◆ **Exercise details**
Print the following lines verbatim, in the order they appear, including every line listed.
[start of Data lines]
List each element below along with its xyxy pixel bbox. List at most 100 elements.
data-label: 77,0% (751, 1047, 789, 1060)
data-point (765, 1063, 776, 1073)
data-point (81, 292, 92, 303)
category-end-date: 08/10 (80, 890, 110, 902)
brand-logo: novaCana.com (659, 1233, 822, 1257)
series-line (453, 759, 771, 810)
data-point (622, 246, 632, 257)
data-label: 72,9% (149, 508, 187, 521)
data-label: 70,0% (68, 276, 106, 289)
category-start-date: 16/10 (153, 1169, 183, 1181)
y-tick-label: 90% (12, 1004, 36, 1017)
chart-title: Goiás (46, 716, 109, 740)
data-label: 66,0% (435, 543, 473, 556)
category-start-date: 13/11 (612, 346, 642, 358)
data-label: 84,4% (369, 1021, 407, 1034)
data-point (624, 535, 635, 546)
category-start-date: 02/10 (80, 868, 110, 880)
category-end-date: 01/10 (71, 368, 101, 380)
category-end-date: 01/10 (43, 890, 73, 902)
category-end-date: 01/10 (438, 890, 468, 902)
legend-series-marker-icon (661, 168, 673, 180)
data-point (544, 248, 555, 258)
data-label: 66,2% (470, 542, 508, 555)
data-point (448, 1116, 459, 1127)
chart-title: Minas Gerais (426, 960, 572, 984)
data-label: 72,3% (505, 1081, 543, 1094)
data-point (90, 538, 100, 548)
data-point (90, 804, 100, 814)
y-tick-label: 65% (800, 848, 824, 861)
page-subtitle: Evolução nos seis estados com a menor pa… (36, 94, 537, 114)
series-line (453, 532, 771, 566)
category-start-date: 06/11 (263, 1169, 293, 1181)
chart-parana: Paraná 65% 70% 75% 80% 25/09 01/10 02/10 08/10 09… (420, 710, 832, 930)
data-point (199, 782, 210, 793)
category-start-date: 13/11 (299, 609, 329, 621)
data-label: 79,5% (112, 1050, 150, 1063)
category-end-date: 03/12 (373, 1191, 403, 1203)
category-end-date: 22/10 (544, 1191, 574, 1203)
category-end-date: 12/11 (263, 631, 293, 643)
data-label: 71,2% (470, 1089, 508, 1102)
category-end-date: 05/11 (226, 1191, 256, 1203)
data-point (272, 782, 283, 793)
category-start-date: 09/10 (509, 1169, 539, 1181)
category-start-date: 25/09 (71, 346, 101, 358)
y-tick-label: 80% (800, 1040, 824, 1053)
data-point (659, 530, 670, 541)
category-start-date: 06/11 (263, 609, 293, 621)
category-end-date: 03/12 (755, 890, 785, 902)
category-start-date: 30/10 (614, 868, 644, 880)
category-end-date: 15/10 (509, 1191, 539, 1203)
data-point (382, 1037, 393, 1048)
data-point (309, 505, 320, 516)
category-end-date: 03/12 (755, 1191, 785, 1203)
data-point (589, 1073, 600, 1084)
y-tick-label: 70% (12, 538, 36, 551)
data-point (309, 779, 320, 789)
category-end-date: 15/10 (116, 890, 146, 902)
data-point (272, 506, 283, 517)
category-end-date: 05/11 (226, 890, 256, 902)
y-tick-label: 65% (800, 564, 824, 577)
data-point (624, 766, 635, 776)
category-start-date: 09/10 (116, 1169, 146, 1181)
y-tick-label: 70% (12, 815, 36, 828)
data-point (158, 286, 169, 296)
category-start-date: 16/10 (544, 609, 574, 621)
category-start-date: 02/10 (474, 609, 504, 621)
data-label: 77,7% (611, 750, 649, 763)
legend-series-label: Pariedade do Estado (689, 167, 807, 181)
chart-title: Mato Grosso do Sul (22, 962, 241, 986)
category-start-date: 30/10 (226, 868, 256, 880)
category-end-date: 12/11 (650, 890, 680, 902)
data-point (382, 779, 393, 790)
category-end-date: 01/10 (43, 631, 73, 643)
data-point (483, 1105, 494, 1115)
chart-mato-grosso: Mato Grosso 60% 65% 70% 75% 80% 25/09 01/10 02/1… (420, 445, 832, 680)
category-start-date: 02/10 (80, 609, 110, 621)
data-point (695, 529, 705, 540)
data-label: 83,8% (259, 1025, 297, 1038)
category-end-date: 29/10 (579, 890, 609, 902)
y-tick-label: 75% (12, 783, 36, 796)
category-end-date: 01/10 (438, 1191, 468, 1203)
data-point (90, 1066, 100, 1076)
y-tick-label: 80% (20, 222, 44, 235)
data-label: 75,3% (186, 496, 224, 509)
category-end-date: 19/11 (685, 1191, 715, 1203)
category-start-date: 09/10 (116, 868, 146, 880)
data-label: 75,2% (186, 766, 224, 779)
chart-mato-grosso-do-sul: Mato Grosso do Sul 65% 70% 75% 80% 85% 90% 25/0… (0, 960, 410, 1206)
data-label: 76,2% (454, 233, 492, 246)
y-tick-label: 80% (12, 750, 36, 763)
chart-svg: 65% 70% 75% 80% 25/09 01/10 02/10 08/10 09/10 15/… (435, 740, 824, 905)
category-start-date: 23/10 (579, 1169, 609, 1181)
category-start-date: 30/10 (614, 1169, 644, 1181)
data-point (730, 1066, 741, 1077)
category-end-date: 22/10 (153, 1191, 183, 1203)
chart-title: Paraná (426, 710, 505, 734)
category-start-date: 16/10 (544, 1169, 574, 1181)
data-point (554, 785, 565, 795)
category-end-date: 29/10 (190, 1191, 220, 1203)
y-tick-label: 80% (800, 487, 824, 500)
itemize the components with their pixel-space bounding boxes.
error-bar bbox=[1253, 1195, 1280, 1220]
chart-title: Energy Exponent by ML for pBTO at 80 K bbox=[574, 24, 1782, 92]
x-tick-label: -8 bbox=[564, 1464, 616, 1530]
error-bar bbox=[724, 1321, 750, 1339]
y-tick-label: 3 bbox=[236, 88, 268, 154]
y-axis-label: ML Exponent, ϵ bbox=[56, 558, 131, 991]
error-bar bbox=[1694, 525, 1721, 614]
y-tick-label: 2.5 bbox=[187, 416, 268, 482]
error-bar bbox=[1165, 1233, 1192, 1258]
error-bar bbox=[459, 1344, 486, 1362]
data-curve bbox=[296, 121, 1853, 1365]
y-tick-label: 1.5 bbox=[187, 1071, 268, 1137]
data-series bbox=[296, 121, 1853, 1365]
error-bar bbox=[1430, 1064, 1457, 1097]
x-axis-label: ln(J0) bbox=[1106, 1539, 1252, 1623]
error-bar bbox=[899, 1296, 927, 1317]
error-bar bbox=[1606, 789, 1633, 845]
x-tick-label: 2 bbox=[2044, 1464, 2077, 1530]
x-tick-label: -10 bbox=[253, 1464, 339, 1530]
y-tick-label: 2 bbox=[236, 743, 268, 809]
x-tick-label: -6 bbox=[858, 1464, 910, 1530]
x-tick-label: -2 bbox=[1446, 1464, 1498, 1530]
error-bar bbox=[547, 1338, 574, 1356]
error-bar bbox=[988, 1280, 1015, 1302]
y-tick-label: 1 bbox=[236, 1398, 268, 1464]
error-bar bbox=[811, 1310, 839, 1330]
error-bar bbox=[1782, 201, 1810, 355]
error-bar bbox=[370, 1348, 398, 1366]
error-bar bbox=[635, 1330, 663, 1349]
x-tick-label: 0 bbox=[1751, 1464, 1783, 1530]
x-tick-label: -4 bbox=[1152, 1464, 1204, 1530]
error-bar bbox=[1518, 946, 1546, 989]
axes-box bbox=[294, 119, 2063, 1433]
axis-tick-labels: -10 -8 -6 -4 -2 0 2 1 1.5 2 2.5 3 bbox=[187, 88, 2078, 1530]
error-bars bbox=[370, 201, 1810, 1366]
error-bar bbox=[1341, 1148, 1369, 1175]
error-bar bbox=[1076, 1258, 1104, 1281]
[end of Data lines]
◆ **Written response**
List each element below along with its xyxy pixel bbox. List at most 100 elements.
data-label: 77,0% (751, 1047, 789, 1060)
data-point (765, 1063, 776, 1073)
data-point (81, 292, 92, 303)
category-end-date: 08/10 (80, 890, 110, 902)
brand-logo: novaCana.com (659, 1233, 822, 1257)
series-line (453, 759, 771, 810)
data-point (622, 246, 632, 257)
data-label: 72,9% (149, 508, 187, 521)
data-label: 70,0% (68, 276, 106, 289)
category-start-date: 16/10 (153, 1169, 183, 1181)
y-tick-label: 90% (12, 1004, 36, 1017)
chart-title: Goiás (46, 716, 109, 740)
data-label: 66,0% (435, 543, 473, 556)
category-start-date: 13/11 (612, 346, 642, 358)
data-label: 84,4% (369, 1021, 407, 1034)
data-point (624, 535, 635, 546)
category-start-date: 02/10 (80, 868, 110, 880)
category-end-date: 01/10 (71, 368, 101, 380)
category-end-date: 01/10 (43, 890, 73, 902)
category-end-date: 01/10 (438, 890, 468, 902)
legend-series-marker-icon (661, 168, 673, 180)
data-point (544, 248, 555, 258)
data-label: 66,2% (470, 542, 508, 555)
data-point (448, 1116, 459, 1127)
chart-title: Minas Gerais (426, 960, 572, 984)
data-label: 72,3% (505, 1081, 543, 1094)
data-point (90, 538, 100, 548)
data-point (90, 804, 100, 814)
y-tick-label: 65% (800, 848, 824, 861)
page-subtitle: Evolução nos seis estados com a menor pa… (36, 94, 537, 114)
series-line (453, 532, 771, 566)
category-start-date: 06/11 (263, 1169, 293, 1181)
chart-parana: Paraná 65% 70% 75% 80% 25/09 01/10 02/10 08/10 09… (420, 710, 832, 930)
data-point (199, 782, 210, 793)
category-start-date: 13/11 (299, 609, 329, 621)
data-label: 79,5% (112, 1050, 150, 1063)
category-end-date: 03/12 (373, 1191, 403, 1203)
category-end-date: 22/10 (544, 1191, 574, 1203)
category-end-date: 12/11 (263, 631, 293, 643)
data-label: 71,2% (470, 1089, 508, 1102)
category-end-date: 05/11 (226, 1191, 256, 1203)
data-point (272, 782, 283, 793)
category-start-date: 09/10 (509, 1169, 539, 1181)
category-start-date: 25/09 (71, 346, 101, 358)
y-tick-label: 80% (800, 1040, 824, 1053)
data-point (659, 530, 670, 541)
category-start-date: 06/11 (263, 609, 293, 621)
category-end-date: 03/12 (755, 890, 785, 902)
category-start-date: 30/10 (614, 868, 644, 880)
category-end-date: 15/10 (509, 1191, 539, 1203)
data-point (382, 1037, 393, 1048)
data-point (309, 505, 320, 516)
category-end-date: 03/12 (755, 1191, 785, 1203)
data-point (589, 1073, 600, 1084)
y-tick-label: 70% (12, 538, 36, 551)
data-point (309, 779, 320, 789)
category-end-date: 15/10 (116, 890, 146, 902)
data-point (272, 506, 283, 517)
category-end-date: 05/11 (226, 890, 256, 902)
y-tick-label: 65% (800, 564, 824, 577)
data-point (624, 766, 635, 776)
category-start-date: 09/10 (116, 1169, 146, 1181)
y-tick-label: 70% (12, 815, 36, 828)
data-point (158, 286, 169, 296)
category-start-date: 16/10 (544, 609, 574, 621)
category-start-date: 02/10 (474, 609, 504, 621)
data-label: 77,7% (611, 750, 649, 763)
legend-series-label: Pariedade do Estado (689, 167, 807, 181)
chart-title: Mato Grosso do Sul (22, 962, 241, 986)
category-start-date: 30/10 (226, 868, 256, 880)
category-end-date: 12/11 (650, 890, 680, 902)
data-point (382, 779, 393, 790)
category-end-date: 01/10 (43, 631, 73, 643)
data-point (483, 1105, 494, 1115)
chart-mato-grosso: Mato Grosso 60% 65% 70% 75% 80% 25/09 01/10 02/1… (420, 445, 832, 680)
category-start-date: 02/10 (80, 609, 110, 621)
data-point (695, 529, 705, 540)
data-label: 83,8% (259, 1025, 297, 1038)
category-end-date: 29/10 (579, 890, 609, 902)
y-tick-label: 75% (12, 783, 36, 796)
category-end-date: 01/10 (438, 1191, 468, 1203)
data-point (90, 1066, 100, 1076)
y-tick-label: 80% (20, 222, 44, 235)
data-label: 75,3% (186, 496, 224, 509)
category-end-date: 19/11 (685, 1191, 715, 1203)
category-start-date: 09/10 (116, 868, 146, 880)
data-label: 75,2% (186, 766, 224, 779)
chart-mato-grosso-do-sul: Mato Grosso do Sul 65% 70% 75% 80% 85% 90% 25/0… (0, 960, 410, 1206)
data-label: 76,2% (454, 233, 492, 246)
y-tick-label: 80% (12, 750, 36, 763)
chart-svg: 65% 70% 75% 80% 25/09 01/10 02/10 08/10 09/10 15/… (435, 740, 824, 905)
category-start-date: 23/10 (579, 1169, 609, 1181)
category-start-date: 30/10 (614, 1169, 644, 1181)
data-point (730, 1066, 741, 1077)
category-end-date: 22/10 (153, 1191, 183, 1203)
chart-title: Paraná (426, 710, 505, 734)
category-start-date: 16/10 (544, 1169, 574, 1181)
data-point (554, 785, 565, 795)
category-end-date: 29/10 (190, 1191, 220, 1203)
y-tick-label: 80% (800, 487, 824, 500)
itemize the components with their pixel-space bounding boxes.
error-bar bbox=[1253, 1195, 1280, 1220]
chart-title: Energy Exponent by ML for pBTO at 80 K bbox=[574, 24, 1782, 92]
x-tick-label: -8 bbox=[564, 1464, 616, 1530]
error-bar bbox=[724, 1321, 750, 1339]
y-tick-label: 3 bbox=[236, 88, 268, 154]
y-axis-label: ML Exponent, ϵ bbox=[56, 558, 131, 991]
error-bar bbox=[1694, 525, 1721, 614]
y-tick-label: 2.5 bbox=[187, 416, 268, 482]
error-bar bbox=[1165, 1233, 1192, 1258]
error-bar bbox=[459, 1344, 486, 1362]
data-curve bbox=[296, 121, 1853, 1365]
y-tick-label: 1.5 bbox=[187, 1071, 268, 1137]
data-series bbox=[296, 121, 1853, 1365]
error-bar bbox=[1430, 1064, 1457, 1097]
x-axis-label: ln(J0) bbox=[1106, 1539, 1252, 1623]
error-bar bbox=[899, 1296, 927, 1317]
error-bar bbox=[1606, 789, 1633, 845]
x-tick-label: 2 bbox=[2044, 1464, 2077, 1530]
x-tick-label: -10 bbox=[253, 1464, 339, 1530]
y-tick-label: 2 bbox=[236, 743, 268, 809]
x-tick-label: -6 bbox=[858, 1464, 910, 1530]
x-tick-label: -2 bbox=[1446, 1464, 1498, 1530]
error-bar bbox=[547, 1338, 574, 1356]
error-bar bbox=[988, 1280, 1015, 1302]
y-tick-label: 1 bbox=[236, 1398, 268, 1464]
error-bar bbox=[811, 1310, 839, 1330]
error-bar bbox=[1782, 201, 1810, 355]
error-bar bbox=[370, 1348, 398, 1366]
error-bar bbox=[635, 1330, 663, 1349]
x-tick-label: 0 bbox=[1751, 1464, 1783, 1530]
x-tick-label: -4 bbox=[1152, 1464, 1204, 1530]
error-bar bbox=[1518, 946, 1546, 989]
axes-box bbox=[294, 119, 2063, 1433]
axis-tick-labels: -10 -8 -6 -4 -2 0 2 1 1.5 2 2.5 3 bbox=[187, 88, 2078, 1530]
error-bars bbox=[370, 201, 1810, 1366]
error-bar bbox=[1341, 1148, 1369, 1175]
error-bar bbox=[1076, 1258, 1104, 1281]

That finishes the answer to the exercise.